[Extracted data entries]
▬▬▬▬▬▬
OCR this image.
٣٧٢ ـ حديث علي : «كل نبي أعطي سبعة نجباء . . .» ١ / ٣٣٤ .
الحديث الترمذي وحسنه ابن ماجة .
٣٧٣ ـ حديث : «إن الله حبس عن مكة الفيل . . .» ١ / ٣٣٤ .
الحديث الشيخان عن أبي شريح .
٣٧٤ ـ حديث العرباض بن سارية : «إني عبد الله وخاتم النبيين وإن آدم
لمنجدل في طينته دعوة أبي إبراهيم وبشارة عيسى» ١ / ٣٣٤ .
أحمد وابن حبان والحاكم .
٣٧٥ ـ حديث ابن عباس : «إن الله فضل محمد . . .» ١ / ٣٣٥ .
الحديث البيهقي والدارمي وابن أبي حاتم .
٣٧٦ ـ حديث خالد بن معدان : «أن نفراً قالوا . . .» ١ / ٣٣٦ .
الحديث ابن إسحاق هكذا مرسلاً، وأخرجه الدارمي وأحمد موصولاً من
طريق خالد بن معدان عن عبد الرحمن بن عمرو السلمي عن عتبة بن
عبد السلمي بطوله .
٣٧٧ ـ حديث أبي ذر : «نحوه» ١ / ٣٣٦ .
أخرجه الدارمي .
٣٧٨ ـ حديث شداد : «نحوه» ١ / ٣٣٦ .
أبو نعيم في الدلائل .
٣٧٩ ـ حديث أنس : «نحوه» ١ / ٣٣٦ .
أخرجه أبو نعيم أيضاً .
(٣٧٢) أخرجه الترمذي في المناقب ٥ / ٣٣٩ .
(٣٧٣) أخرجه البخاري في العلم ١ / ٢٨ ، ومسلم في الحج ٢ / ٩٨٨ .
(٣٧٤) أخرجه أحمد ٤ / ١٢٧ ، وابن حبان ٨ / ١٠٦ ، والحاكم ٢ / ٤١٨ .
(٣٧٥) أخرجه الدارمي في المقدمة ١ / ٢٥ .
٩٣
▬▬▬▬▬▬
→ **GIVEN EXERCISE**: The records above must be repeated exactly, every one of them.

→ **FULL ANSWER**:
OCR this image.
٣٧٢ ـ حديث علي : «كل نبي أعطي سبعة نجباء . . .» ١ / ٣٣٤ .
الحديث الترمذي وحسنه ابن ماجة .
٣٧٣ ـ حديث : «إن الله حبس عن مكة الفيل . . .» ١ / ٣٣٤ .
الحديث الشيخان عن أبي شريح .
٣٧٤ ـ حديث العرباض بن سارية : «إني عبد الله وخاتم النبيين وإن آدم
لمنجدل في طينته دعوة أبي إبراهيم وبشارة عيسى» ١ / ٣٣٤ .
أحمد وابن حبان والحاكم .
٣٧٥ ـ حديث ابن عباس : «إن الله فضل محمد . . .» ١ / ٣٣٥ .
الحديث البيهقي والدارمي وابن أبي حاتم .
٣٧٦ ـ حديث خالد بن معدان : «أن نفراً قالوا . . .» ١ / ٣٣٦ .
الحديث ابن إسحاق هكذا مرسلاً، وأخرجه الدارمي وأحمد موصولاً من
طريق خالد بن معدان عن عبد الرحمن بن عمرو السلمي عن عتبة بن
عبد السلمي بطوله .
٣٧٧ ـ حديث أبي ذر : «نحوه» ١ / ٣٣٦ .
أخرجه الدارمي .
٣٧٨ ـ حديث شداد : «نحوه» ١ / ٣٣٦ .
أبو نعيم في الدلائل .
٣٧٩ ـ حديث أنس : «نحوه» ١ / ٣٣٦ .
أخرجه أبو نعيم أيضاً .
(٣٧٢) أخرجه الترمذي في المناقب ٥ / ٣٣٩ .
(٣٧٣) أخرجه البخاري في العلم ١ / ٢٨ ، ومسلم في الحج ٢ / ٩٨٨ .
(٣٧٤) أخرجه أحمد ٤ / ١٢٧ ، وابن حبان ٨ / ١٠٦ ، والحاكم ٢ / ٤١٨ .
(٣٧٥) أخرجه الدارمي في المقدمة ١ / ٢٥ .
٩٣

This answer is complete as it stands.